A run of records
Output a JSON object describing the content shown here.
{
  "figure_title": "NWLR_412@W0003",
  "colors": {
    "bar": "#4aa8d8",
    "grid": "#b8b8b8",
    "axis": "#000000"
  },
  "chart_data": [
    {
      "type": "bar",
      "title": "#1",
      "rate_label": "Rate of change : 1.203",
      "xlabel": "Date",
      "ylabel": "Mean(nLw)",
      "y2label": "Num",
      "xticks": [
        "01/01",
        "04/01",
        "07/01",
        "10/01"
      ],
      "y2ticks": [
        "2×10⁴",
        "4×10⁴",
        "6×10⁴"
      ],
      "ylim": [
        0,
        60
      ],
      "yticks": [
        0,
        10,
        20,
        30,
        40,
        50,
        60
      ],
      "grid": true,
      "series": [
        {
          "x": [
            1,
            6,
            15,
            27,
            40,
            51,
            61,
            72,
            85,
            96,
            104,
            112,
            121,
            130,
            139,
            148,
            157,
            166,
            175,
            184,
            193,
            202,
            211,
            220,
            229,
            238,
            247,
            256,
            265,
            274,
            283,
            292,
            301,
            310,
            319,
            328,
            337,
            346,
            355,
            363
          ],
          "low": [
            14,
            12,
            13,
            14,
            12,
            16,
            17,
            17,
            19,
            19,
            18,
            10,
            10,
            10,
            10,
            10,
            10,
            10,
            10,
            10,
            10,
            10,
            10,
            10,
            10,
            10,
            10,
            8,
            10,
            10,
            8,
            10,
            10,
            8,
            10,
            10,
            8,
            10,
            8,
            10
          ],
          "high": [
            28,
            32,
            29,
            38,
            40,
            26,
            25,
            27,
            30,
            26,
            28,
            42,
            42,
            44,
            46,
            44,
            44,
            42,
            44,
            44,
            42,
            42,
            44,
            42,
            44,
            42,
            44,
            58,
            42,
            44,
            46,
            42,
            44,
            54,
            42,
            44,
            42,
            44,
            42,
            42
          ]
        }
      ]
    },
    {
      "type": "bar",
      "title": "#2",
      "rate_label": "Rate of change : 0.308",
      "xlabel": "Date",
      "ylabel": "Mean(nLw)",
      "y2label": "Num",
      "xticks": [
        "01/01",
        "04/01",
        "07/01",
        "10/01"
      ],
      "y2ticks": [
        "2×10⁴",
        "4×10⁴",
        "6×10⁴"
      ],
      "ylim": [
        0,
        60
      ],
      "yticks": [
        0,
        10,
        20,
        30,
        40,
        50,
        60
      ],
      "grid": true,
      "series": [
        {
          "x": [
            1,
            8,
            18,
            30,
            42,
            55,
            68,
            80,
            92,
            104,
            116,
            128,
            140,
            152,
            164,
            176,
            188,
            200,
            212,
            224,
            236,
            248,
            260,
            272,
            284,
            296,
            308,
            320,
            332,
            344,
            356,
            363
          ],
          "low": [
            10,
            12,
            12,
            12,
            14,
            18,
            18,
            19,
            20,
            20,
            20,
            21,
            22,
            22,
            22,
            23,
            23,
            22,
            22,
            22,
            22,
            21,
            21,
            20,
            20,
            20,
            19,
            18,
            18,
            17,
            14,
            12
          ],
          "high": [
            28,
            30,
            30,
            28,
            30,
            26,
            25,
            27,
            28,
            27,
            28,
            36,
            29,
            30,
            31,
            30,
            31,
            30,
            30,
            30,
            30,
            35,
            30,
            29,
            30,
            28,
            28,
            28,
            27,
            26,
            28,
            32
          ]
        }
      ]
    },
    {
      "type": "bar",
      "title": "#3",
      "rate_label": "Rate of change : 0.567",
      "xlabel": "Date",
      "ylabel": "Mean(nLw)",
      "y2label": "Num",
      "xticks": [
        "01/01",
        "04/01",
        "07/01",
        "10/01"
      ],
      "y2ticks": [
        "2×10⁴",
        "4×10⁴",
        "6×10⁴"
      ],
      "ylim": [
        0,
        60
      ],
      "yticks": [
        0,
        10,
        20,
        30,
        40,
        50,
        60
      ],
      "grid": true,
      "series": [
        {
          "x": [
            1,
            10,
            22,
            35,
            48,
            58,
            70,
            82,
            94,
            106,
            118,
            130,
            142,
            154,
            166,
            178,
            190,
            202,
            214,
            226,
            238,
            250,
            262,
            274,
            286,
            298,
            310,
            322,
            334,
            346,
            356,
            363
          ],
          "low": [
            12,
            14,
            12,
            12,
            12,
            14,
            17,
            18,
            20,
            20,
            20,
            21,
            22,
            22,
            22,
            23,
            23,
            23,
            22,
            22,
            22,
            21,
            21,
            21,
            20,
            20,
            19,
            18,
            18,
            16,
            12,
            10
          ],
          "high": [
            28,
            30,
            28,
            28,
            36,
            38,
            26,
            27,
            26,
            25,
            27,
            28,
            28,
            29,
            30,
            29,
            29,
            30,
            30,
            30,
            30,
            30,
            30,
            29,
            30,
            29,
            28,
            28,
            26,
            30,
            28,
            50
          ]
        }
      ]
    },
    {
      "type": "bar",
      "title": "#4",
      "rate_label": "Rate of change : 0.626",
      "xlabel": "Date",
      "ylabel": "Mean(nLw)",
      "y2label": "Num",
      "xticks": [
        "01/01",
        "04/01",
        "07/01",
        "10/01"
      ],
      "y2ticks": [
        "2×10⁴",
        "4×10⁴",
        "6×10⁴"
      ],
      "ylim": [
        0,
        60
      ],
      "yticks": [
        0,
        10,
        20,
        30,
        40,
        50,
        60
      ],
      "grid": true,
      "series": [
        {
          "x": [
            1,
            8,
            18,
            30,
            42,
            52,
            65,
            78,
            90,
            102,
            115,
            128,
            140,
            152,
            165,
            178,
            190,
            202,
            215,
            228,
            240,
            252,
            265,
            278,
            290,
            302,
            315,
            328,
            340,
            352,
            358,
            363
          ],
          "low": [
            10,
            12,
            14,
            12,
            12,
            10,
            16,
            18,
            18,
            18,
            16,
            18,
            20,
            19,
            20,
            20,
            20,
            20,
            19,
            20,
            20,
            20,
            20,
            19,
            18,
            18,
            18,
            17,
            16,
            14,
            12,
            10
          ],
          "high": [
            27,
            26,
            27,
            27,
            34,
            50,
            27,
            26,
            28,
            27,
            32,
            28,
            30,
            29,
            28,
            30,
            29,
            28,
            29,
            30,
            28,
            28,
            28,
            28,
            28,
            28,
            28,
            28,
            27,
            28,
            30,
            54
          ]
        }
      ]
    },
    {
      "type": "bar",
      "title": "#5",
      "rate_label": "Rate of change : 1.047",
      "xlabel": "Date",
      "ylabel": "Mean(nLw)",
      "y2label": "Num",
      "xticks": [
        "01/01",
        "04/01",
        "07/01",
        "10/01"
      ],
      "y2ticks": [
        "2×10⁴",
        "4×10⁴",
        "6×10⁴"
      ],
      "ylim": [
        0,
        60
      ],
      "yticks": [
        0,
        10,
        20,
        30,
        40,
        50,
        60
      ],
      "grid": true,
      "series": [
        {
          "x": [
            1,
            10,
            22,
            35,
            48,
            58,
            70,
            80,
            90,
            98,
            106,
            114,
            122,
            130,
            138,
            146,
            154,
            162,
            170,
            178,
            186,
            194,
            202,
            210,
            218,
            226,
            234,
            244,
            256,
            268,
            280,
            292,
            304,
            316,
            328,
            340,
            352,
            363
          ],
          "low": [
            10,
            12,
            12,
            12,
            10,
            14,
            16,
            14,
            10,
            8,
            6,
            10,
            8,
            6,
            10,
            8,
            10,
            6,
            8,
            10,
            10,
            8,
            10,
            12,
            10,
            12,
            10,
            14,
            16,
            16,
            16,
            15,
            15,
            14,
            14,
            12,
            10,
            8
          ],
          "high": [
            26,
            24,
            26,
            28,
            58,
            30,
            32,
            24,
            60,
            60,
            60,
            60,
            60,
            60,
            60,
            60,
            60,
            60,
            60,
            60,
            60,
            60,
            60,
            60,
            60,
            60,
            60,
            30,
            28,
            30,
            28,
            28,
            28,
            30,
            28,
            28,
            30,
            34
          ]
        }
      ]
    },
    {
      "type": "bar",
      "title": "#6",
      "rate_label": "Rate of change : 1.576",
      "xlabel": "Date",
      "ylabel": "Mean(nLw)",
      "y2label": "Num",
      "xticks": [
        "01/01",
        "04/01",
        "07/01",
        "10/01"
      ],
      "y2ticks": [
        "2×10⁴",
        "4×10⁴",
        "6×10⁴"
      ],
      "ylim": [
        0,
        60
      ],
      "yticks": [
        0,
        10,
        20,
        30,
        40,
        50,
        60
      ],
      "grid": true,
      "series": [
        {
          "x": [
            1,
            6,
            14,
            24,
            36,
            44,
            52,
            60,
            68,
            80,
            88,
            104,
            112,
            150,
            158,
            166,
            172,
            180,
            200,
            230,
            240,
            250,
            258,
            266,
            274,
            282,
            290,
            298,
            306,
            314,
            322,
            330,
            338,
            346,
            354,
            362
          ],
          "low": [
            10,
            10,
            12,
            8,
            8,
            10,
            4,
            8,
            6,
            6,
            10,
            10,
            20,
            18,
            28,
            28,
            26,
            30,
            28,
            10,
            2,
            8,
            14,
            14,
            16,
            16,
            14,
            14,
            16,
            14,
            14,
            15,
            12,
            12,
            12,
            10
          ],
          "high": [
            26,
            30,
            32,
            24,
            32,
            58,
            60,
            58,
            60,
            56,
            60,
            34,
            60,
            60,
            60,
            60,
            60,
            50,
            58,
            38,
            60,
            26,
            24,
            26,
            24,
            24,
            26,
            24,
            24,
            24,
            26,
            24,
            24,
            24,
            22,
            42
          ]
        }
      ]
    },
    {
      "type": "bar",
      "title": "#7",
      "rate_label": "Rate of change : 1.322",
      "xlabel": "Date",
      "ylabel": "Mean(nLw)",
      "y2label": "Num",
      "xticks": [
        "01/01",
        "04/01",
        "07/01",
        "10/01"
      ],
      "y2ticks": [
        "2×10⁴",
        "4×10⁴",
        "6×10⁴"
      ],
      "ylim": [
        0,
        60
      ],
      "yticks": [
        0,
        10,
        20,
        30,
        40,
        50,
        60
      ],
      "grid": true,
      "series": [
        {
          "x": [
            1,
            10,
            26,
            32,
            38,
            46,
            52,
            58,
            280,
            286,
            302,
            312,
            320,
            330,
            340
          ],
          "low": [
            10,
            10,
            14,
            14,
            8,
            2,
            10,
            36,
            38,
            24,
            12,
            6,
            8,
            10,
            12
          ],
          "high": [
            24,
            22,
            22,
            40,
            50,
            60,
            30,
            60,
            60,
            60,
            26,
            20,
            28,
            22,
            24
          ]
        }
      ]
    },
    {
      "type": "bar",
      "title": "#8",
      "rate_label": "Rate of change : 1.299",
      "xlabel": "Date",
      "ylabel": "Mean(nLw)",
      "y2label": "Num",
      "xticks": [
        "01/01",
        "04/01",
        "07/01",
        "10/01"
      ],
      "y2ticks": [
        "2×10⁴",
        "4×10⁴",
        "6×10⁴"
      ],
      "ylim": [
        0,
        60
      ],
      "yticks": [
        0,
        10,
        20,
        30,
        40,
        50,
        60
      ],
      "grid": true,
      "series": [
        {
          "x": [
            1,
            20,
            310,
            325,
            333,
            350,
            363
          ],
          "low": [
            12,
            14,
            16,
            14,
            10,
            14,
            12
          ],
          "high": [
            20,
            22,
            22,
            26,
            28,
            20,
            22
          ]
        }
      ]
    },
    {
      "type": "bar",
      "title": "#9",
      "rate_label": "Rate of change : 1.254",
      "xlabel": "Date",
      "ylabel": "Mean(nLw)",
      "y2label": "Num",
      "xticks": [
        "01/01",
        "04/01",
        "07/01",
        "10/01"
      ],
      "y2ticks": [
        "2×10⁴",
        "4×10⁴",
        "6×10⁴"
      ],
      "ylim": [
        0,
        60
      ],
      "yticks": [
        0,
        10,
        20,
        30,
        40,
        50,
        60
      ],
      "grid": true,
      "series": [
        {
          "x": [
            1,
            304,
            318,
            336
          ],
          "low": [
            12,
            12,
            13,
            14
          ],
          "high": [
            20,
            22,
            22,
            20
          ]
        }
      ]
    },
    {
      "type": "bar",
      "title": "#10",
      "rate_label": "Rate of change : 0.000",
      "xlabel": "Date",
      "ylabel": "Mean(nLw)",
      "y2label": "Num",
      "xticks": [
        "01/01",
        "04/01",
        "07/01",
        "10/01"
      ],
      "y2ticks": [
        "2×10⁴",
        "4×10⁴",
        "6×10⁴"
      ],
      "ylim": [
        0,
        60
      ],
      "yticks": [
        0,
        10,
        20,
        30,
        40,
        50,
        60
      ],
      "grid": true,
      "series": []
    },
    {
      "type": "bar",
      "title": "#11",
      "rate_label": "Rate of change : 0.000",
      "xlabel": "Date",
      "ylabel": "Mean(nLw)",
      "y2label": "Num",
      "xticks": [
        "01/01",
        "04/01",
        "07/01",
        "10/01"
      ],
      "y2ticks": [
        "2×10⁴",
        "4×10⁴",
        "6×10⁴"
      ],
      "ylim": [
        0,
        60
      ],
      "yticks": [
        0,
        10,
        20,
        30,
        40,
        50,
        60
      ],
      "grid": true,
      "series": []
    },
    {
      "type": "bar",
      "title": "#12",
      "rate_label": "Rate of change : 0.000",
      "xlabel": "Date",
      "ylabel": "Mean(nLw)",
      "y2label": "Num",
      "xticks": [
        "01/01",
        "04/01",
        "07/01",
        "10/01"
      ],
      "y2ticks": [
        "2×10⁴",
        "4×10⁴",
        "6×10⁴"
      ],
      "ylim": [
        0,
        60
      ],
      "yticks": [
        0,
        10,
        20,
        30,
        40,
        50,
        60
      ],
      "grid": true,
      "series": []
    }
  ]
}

=== SET TASK ===
Return every line above in which the string "change" occurs.

=== OUTPUT FOR THIS EXERCISE ===
      "rate_label": "Rate of change : 1.203",
      "rate_label": "Rate of change : 0.308",
      "rate_label": "Rate of change : 0.567",
      "rate_label": "Rate of change : 0.626",
      "rate_label": "Rate of change : 1.047",
      "rate_label": "Rate of change : 1.576",
      "rate_label": "Rate of change : 1.322",
      "rate_label": "Rate of change : 1.299",
      "rate_label": "Rate of change : 1.254",
      "rate_label": "Rate of change : 0.000",
      "rate_label": "Rate of change : 0.000",
      "rate_label": "Rate of change : 0.000",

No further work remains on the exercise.